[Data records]
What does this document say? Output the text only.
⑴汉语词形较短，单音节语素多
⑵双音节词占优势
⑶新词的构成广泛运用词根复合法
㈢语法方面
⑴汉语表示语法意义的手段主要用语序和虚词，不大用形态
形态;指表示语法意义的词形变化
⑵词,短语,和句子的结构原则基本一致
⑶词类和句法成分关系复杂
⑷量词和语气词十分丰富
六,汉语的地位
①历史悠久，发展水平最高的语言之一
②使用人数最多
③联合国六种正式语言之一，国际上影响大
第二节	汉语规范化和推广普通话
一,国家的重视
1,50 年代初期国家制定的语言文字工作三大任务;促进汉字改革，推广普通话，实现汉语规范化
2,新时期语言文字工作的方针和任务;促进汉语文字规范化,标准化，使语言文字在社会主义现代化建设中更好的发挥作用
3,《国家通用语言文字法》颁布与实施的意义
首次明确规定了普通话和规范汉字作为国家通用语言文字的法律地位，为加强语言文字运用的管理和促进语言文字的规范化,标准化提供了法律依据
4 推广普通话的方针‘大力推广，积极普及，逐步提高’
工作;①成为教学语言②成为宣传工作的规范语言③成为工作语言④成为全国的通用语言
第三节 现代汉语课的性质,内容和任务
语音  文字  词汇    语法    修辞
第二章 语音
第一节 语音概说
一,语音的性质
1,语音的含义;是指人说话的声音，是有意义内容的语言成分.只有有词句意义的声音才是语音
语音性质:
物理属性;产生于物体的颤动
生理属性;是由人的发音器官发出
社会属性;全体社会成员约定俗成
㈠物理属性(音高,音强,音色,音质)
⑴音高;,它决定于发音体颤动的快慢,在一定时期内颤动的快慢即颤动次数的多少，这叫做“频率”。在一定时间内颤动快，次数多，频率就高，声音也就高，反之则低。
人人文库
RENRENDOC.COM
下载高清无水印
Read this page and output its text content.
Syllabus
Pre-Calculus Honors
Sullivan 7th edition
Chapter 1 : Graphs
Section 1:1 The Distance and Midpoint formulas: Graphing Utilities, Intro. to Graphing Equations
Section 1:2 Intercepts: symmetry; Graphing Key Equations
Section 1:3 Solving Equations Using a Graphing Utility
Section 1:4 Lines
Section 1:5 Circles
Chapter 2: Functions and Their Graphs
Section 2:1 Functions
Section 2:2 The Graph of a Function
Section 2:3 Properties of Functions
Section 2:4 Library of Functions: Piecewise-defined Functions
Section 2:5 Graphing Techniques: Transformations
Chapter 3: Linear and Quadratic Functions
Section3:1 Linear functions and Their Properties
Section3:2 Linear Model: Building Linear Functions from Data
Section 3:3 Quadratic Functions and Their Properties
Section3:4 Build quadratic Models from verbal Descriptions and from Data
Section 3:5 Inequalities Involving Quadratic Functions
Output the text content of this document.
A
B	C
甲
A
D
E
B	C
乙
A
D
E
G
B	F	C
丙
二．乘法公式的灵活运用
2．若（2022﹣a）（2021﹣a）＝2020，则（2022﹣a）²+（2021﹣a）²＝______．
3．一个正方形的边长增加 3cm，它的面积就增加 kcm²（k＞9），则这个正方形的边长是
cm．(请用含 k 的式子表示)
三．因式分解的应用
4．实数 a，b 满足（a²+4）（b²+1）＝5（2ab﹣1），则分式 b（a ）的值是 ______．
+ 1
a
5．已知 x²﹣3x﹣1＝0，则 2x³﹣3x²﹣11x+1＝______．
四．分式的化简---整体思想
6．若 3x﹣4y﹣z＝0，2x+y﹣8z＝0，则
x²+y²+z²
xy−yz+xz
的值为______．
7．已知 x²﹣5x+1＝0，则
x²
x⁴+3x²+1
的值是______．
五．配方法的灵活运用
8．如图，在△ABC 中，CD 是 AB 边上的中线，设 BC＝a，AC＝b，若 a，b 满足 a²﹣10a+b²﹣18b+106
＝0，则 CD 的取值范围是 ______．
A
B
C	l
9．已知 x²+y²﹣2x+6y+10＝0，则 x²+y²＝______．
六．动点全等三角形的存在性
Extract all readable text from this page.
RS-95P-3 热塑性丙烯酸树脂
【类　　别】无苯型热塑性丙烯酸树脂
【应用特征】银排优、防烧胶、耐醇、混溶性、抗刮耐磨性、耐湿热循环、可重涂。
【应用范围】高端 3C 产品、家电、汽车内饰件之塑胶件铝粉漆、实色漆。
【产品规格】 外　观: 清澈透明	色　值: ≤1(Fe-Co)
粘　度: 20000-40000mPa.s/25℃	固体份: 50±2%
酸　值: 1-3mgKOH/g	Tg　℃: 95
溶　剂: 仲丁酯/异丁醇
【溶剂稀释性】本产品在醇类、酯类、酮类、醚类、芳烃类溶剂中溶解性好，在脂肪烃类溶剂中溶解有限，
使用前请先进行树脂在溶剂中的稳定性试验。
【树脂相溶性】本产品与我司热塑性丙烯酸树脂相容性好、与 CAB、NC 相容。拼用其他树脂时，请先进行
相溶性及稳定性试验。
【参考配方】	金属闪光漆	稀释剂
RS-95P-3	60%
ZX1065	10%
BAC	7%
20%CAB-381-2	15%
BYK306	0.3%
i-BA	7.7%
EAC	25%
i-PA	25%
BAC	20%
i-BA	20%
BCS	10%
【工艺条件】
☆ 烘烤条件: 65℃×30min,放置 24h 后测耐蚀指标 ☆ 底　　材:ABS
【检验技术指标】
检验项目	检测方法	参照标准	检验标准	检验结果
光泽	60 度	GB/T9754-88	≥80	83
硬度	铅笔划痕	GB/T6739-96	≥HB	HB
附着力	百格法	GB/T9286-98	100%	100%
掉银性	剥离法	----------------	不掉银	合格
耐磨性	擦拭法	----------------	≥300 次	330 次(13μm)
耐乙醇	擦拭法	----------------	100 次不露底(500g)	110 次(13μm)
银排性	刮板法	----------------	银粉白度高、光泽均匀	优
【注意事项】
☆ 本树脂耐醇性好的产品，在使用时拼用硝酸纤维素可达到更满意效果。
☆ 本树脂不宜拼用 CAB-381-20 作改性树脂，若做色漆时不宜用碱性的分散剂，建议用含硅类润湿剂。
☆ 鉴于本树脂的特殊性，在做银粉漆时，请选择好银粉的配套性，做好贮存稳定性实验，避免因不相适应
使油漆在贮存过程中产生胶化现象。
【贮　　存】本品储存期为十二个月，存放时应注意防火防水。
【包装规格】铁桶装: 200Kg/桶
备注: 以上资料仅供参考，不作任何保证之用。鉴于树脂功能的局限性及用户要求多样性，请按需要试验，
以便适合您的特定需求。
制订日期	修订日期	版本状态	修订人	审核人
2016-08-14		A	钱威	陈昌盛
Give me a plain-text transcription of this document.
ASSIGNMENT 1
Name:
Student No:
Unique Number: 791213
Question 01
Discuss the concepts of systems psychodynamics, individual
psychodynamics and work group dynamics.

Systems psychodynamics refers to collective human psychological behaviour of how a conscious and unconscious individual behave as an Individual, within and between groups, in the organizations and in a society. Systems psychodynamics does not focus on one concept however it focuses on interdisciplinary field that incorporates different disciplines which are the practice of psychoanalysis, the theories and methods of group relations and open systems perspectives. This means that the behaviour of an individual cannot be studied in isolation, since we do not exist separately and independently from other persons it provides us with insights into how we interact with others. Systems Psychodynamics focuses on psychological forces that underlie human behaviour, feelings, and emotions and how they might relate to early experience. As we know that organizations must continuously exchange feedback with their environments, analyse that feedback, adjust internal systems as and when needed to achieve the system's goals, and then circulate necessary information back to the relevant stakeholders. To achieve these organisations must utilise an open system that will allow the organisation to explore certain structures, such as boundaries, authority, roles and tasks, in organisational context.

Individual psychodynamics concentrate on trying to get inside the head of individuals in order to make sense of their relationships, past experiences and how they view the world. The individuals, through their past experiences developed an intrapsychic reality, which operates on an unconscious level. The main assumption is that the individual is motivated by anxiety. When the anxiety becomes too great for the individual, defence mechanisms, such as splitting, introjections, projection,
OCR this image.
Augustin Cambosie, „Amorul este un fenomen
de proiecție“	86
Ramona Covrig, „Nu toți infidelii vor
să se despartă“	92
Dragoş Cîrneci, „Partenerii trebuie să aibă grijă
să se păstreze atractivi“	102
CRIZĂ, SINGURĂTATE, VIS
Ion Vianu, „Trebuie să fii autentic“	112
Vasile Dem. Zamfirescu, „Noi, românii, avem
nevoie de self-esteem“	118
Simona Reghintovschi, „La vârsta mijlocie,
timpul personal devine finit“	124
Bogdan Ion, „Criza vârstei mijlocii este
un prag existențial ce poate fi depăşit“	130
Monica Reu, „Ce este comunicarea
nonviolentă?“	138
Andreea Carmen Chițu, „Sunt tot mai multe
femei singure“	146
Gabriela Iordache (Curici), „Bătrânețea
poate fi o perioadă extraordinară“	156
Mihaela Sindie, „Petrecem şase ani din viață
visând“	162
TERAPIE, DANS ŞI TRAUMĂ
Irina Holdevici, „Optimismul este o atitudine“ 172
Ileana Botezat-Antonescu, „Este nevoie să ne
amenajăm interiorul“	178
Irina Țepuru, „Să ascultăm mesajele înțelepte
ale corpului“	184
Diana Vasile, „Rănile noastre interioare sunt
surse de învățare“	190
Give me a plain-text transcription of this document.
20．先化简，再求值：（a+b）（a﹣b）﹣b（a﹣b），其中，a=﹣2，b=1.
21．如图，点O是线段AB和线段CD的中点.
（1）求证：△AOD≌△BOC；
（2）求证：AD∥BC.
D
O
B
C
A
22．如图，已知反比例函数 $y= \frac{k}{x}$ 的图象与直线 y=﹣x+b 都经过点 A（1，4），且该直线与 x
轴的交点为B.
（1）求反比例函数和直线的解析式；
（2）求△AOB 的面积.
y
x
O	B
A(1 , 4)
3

What you should do –
Find each line with the string "Properties" and copy it out.

Solved problem –
Section 2:3 Properties of Functions
Section3:1 Linear functions and Their Properties
Section 3:3 Quadratic Functions and Their Properties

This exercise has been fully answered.